> **WRITTEN REQUEST**: Using the records that follow, copy every line containing the word "unsure".

> **TASK INPUTS**:

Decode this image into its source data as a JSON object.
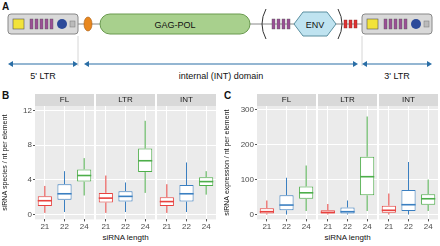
{
  "diagram": {
    "panel": "A",
    "elements": {
      "gag_pol": "GAG-POL",
      "env": "ENV"
    },
    "regions": [
      "5' LTR",
      "internal (INT) domain",
      "3' LTR"
    ]
  },
  "chart_data": [
    {
      "type": "boxplot",
      "panel": "B",
      "y_label": "siRNA species / nt per element",
      "x_label": "siRNA length",
      "categories": [
        "21",
        "22",
        "24"
      ],
      "colors": [
        "#e8423f",
        "#3a7fc1",
        "#4dae4a"
      ],
      "ylim": [
        -0.55,
        12.5
      ],
      "yticks": [
        0,
        4,
        8,
        12
      ],
      "grid": true,
      "facets": [
        {
          "title": "FL",
          "whisker_low": [
            0.2,
            0.3,
            2.2
          ],
          "q1": [
            1.0,
            1.7,
            3.8
          ],
          "median": [
            1.6,
            2.4,
            4.5
          ],
          "q3": [
            2.1,
            3.5,
            5.2
          ],
          "whisker_high": [
            3.3,
            5.0,
            6.5
          ]
        },
        {
          "title": "LTR",
          "whisker_low": [
            0.2,
            0.3,
            2.5
          ],
          "q1": [
            1.4,
            1.5,
            4.9
          ],
          "median": [
            1.9,
            2.1,
            6.2
          ],
          "q3": [
            2.5,
            2.7,
            7.6
          ],
          "whisker_high": [
            4.5,
            3.7,
            10.8
          ]
        },
        {
          "title": "INT",
          "whisker_low": [
            0.2,
            0.3,
            2.3
          ],
          "q1": [
            1.0,
            1.5,
            3.3
          ],
          "median": [
            1.5,
            2.4,
            3.8
          ],
          "q3": [
            2.0,
            3.4,
            4.3
          ],
          "whisker_high": [
            3.5,
            6.0,
            5.0
          ]
        }
      ]
    },
    {
      "type": "boxplot",
      "panel": "C",
      "y_label": "siRNA expression / nt per element",
      "x_label": "siRNA length",
      "categories": [
        "21",
        "22",
        "24"
      ],
      "colors": [
        "#e8423f",
        "#3a7fc1",
        "#4dae4a"
      ],
      "ylim": [
        -14,
        310
      ],
      "yticks": [
        0,
        100,
        200,
        300
      ],
      "grid": true,
      "facets": [
        {
          "title": "FL",
          "whisker_low": [
            0,
            0,
            10
          ],
          "q1": [
            3,
            12,
            45
          ],
          "median": [
            8,
            27,
            62
          ],
          "q3": [
            18,
            55,
            80
          ],
          "whisker_high": [
            40,
            105,
            140
          ]
        },
        {
          "title": "LTR",
          "whisker_low": [
            0,
            0,
            10
          ],
          "q1": [
            3,
            3,
            55
          ],
          "median": [
            6,
            8,
            108
          ],
          "q3": [
            12,
            20,
            165
          ],
          "whisker_high": [
            30,
            40,
            280
          ]
        },
        {
          "title": "INT",
          "whisker_low": [
            0,
            0,
            10
          ],
          "q1": [
            5,
            10,
            28
          ],
          "median": [
            12,
            28,
            45
          ],
          "q3": [
            25,
            70,
            58
          ],
          "whisker_high": [
            60,
            150,
            100
          ]
        }
      ]
    }
  ]
}
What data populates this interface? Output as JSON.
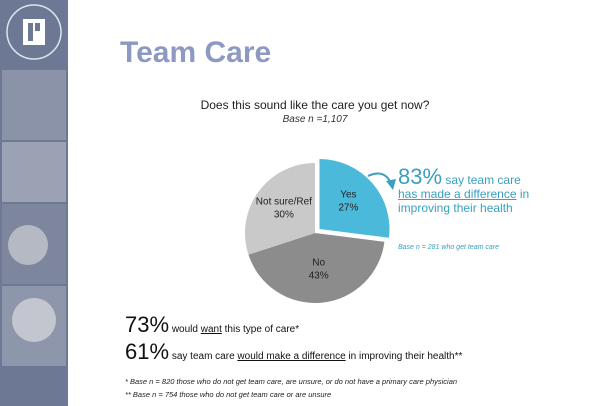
{
  "chart_data": {
    "type": "pie",
    "title": "Team Care",
    "question": "Does this sound like the care you get now?",
    "base": "Base n =1,107",
    "categories": [
      "Yes",
      "No",
      "Not sure/Ref"
    ],
    "values": [
      27,
      43,
      30
    ],
    "value_labels": [
      "27%",
      "43%",
      "30%"
    ],
    "colors": [
      "#4bb9da",
      "#8c8c8c",
      "#c9c9c9"
    ],
    "exploded": [
      true,
      false,
      false
    ],
    "callout": {
      "stat": "83%",
      "parts": [
        "say team care ",
        "has made a difference",
        " in improving their health"
      ],
      "base": "Base n = 281 who get team care"
    },
    "findings": [
      {
        "stat": "73%",
        "parts": [
          "would ",
          "want",
          " this type of care*"
        ]
      },
      {
        "stat": "61%",
        "parts": [
          "say team care ",
          "would make a difference",
          " in improving their health**"
        ]
      }
    ],
    "footnotes": [
      "* Base n = 820 those who do not get team care, are unsure, or do not have a primary care physician",
      "** Base n = 754 those who do not get team care or are unsure"
    ]
  }
}
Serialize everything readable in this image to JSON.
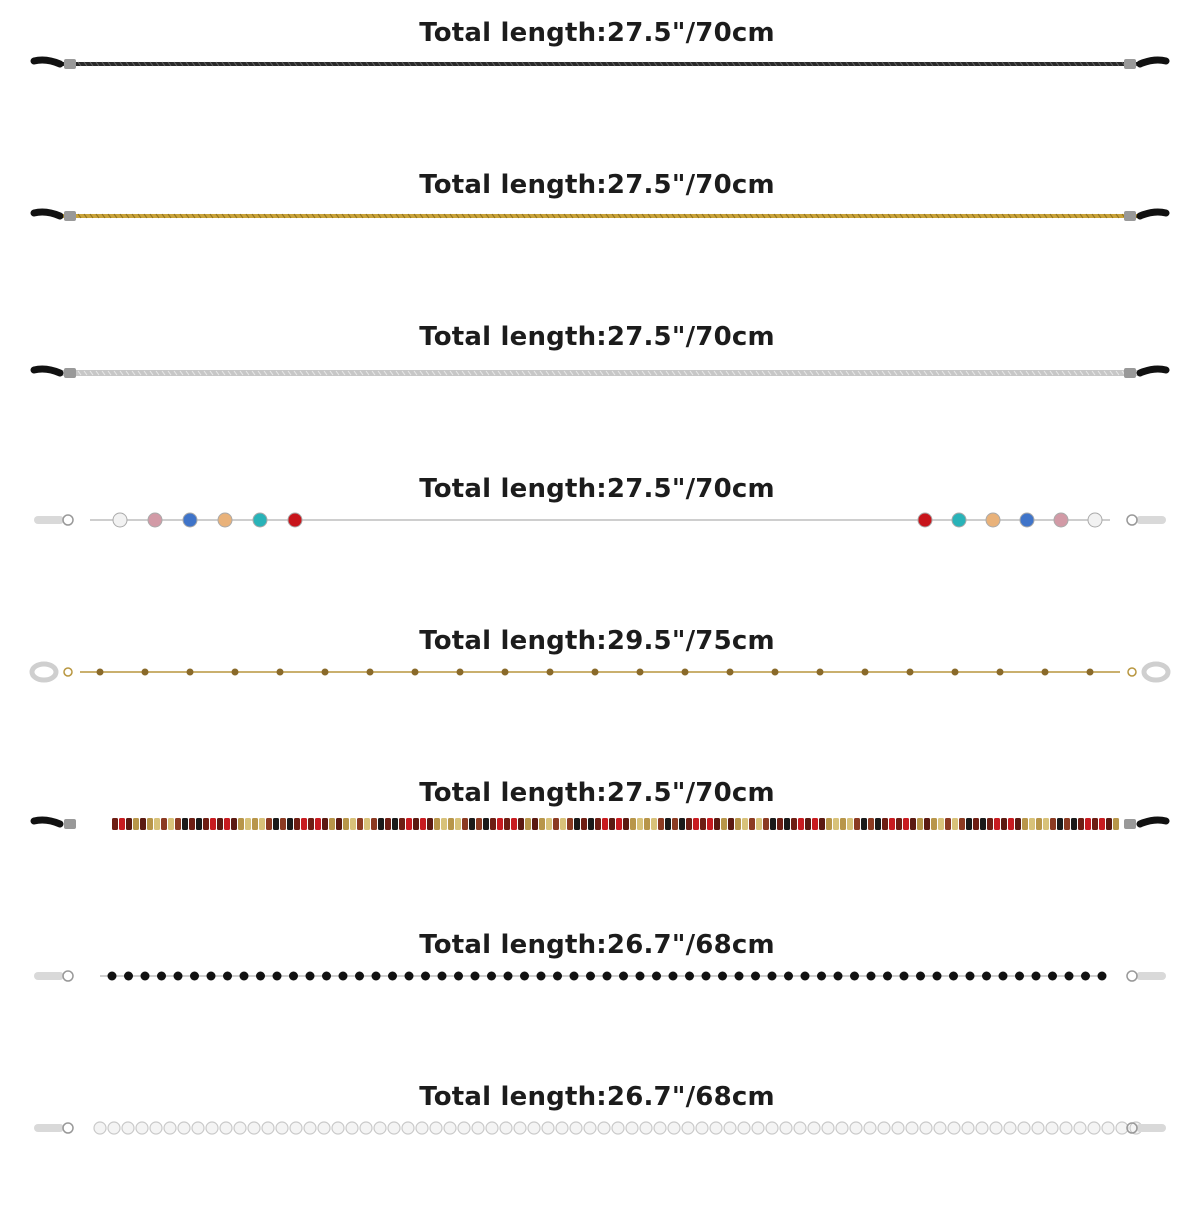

> **WRITTEN ANSWER**:
      "* Base n = 820 those who do not get team care, are unsure, or do not have a primary care physician",
      "** Base n = 754 those who do not get team care or are unsure"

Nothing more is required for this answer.